◆ Source ◆

begin

Krstic gets it knocked away by Skinner.

5:45 to go in the 2nd.

Zach in the lane, catches, misses, but fouled, on RJ.

Nets 3rd team foul, time out.

-Petey


----------



## GM3 (May 5, 2005)

Murray hits

tied at 30

Randolph hits

32-30 Blazers

Skinners knocks it away, Krstic loses it

Randolph misses it

Ok! the same **** just happened to Krstic and no call, bull**** all around.


----------



## XRay34 (Nov 2, 2005)

and there it is the streak continues ...nenad krstic getting stripped of the ball when going up for dunk/layup


streak now is at 58


----------



## Vinsane (Feb 27, 2005)

another idea quit goin to kristic so much these bigs r to big for him


----------



## jarkid (Jun 30, 2005)

end

◆ Exercise tasks ◆
1. In the game thread, what score does the GM3 post give right after "Randolph hits"?
2. Rewrite the game thread's paragraph that begins "and there it is the streak continues" as one short, clean sentence.

◆ Entries supplied ◆

begin

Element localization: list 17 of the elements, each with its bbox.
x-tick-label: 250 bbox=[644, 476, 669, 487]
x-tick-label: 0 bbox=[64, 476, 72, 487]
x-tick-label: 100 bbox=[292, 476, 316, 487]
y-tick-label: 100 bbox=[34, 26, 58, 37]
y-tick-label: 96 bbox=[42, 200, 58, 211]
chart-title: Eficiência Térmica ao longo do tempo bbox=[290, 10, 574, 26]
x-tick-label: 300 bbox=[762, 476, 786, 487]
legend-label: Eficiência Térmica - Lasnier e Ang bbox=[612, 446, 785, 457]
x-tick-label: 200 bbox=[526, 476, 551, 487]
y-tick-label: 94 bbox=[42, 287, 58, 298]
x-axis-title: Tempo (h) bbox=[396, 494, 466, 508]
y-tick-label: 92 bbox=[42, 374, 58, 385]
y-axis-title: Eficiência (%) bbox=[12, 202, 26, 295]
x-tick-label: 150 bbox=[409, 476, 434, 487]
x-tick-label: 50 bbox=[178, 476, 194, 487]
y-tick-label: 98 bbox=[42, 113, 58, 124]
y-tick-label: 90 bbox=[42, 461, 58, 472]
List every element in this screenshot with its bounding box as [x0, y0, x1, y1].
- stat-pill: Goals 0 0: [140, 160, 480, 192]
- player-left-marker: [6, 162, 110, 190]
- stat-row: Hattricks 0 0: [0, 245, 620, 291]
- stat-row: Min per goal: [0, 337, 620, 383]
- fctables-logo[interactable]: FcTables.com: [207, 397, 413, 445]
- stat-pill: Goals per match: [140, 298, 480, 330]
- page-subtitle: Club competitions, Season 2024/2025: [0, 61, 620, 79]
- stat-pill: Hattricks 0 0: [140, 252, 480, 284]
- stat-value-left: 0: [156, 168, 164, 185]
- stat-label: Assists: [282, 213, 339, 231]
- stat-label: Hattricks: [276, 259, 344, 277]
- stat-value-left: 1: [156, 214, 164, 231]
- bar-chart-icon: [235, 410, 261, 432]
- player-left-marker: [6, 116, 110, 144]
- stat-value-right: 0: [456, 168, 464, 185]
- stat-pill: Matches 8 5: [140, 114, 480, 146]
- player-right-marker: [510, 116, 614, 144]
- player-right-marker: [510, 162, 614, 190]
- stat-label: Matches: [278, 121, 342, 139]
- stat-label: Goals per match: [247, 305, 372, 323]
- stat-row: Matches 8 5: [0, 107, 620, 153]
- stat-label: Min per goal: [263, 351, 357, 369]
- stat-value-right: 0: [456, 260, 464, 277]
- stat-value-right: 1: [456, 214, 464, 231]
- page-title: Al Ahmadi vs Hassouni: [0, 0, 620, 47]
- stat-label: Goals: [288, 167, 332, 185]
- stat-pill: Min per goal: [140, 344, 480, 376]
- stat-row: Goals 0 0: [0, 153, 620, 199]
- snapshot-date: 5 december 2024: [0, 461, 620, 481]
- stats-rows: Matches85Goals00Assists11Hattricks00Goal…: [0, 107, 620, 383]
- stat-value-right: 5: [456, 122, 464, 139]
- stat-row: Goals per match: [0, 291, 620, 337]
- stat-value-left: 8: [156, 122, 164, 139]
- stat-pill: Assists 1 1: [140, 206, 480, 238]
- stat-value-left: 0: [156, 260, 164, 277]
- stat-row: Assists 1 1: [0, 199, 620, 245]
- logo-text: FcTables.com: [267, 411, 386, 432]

end

◆ The replies ◆
1. 32-30 Blazers

2. The streak continues: Nenad Krstic got stripped of the ball while going up for a dunk or layup.